Data listing
******************************

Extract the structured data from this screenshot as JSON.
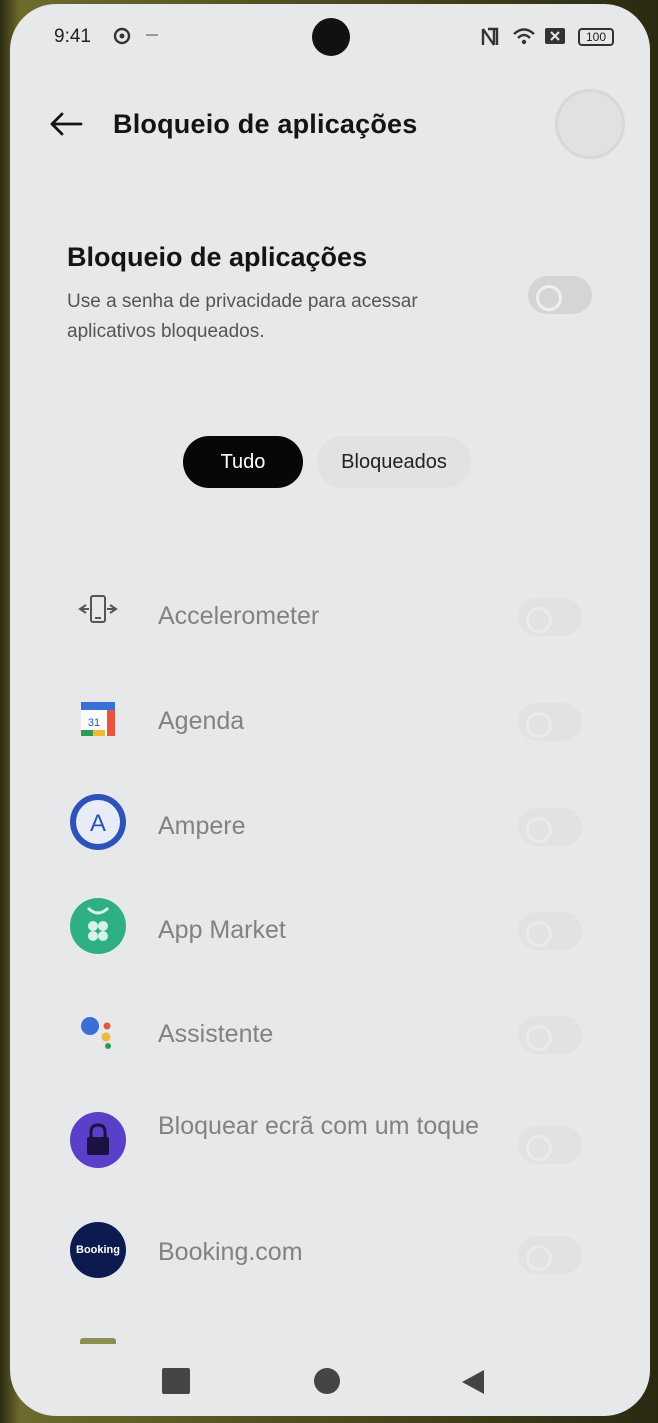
{
  "status_bar": {
    "time": "9:41",
    "battery": "100",
    "icons": [
      "settings-icon",
      "nfc-icon",
      "wifi-icon",
      "sim-icon",
      "battery-icon"
    ]
  },
  "header": {
    "title": "Bloqueio de aplicações",
    "back_icon": "arrow-left-icon"
  },
  "master": {
    "title": "Bloqueio de aplicações",
    "description": "Use a senha de privacidade para acessar aplicativos bloqueados.",
    "enabled": false
  },
  "tabs": [
    {
      "label": "Tudo",
      "active": true
    },
    {
      "label": "Bloqueados",
      "active": false
    }
  ],
  "apps": [
    {
      "label": "Accelerometer",
      "icon": "accelerometer-icon",
      "locked": false
    },
    {
      "label": "Agenda",
      "icon": "calendar-icon",
      "locked": false
    },
    {
      "label": "Ampere",
      "icon": "ampere-icon",
      "locked": false
    },
    {
      "label": "App Market",
      "icon": "app-market-icon",
      "locked": false
    },
    {
      "label": "Assistente",
      "icon": "assistant-icon",
      "locked": false
    },
    {
      "label": "Bloquear ecrã com um toque",
      "icon": "lock-screen-icon",
      "locked": false
    },
    {
      "label": "Booking.com",
      "icon": "booking-icon",
      "icon_text": "Booking",
      "locked": false
    }
  ],
  "navbar": {
    "icons": [
      "recents-icon",
      "home-icon",
      "back-icon"
    ]
  },
  "colors": {
    "background": "#e6e8e9",
    "tab_active": "#070707",
    "app_label": "#808284"
  }
}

******************************

### PROBLEM STATEMENT
All of the data above should be quoted exactly, except for the pictures.

### FINISHED EXERCISE
Extract the structured data from this screenshot as JSON.
{
  "status_bar": {
    "time": "9:41",
    "battery": "100",
    "icons": [
      "settings-icon",
      "nfc-icon",
      "wifi-icon",
      "sim-icon",
      "battery-icon"
    ]
  },
  "header": {
    "title": "Bloqueio de aplicações",
    "back_icon": "arrow-left-icon"
  },
  "master": {
    "title": "Bloqueio de aplicações",
    "description": "Use a senha de privacidade para acessar aplicativos bloqueados.",
    "enabled": false
  },
  "tabs": [
    {
      "label": "Tudo",
      "active": true
    },
    {
      "label": "Bloqueados",
      "active": false
    }
  ],
  "apps": [
    {
      "label": "Accelerometer",
      "icon": "accelerometer-icon",
      "locked": false
    },
    {
      "label": "Agenda",
      "icon": "calendar-icon",
      "locked": false
    },
    {
      "label": "Ampere",
      "icon": "ampere-icon",
      "locked": false
    },
    {
      "label": "App Market",
      "icon": "app-market-icon",
      "locked": false
    },
    {
      "label": "Assistente",
      "icon": "assistant-icon",
      "locked": false
    },
    {
      "label": "Bloquear ecrã com um toque",
      "icon": "lock-screen-icon",
      "locked": false
    },
    {
      "label": "Booking.com",
      "icon": "booking-icon",
      "icon_text": "Booking",
      "locked": false
    }
  ],
  "navbar": {
    "icons": [
      "recents-icon",
      "home-icon",
      "back-icon"
    ]
  },
  "colors": {
    "background": "#e6e8e9",
    "tab_active": "#070707",
    "app_label": "#808284"
  }
}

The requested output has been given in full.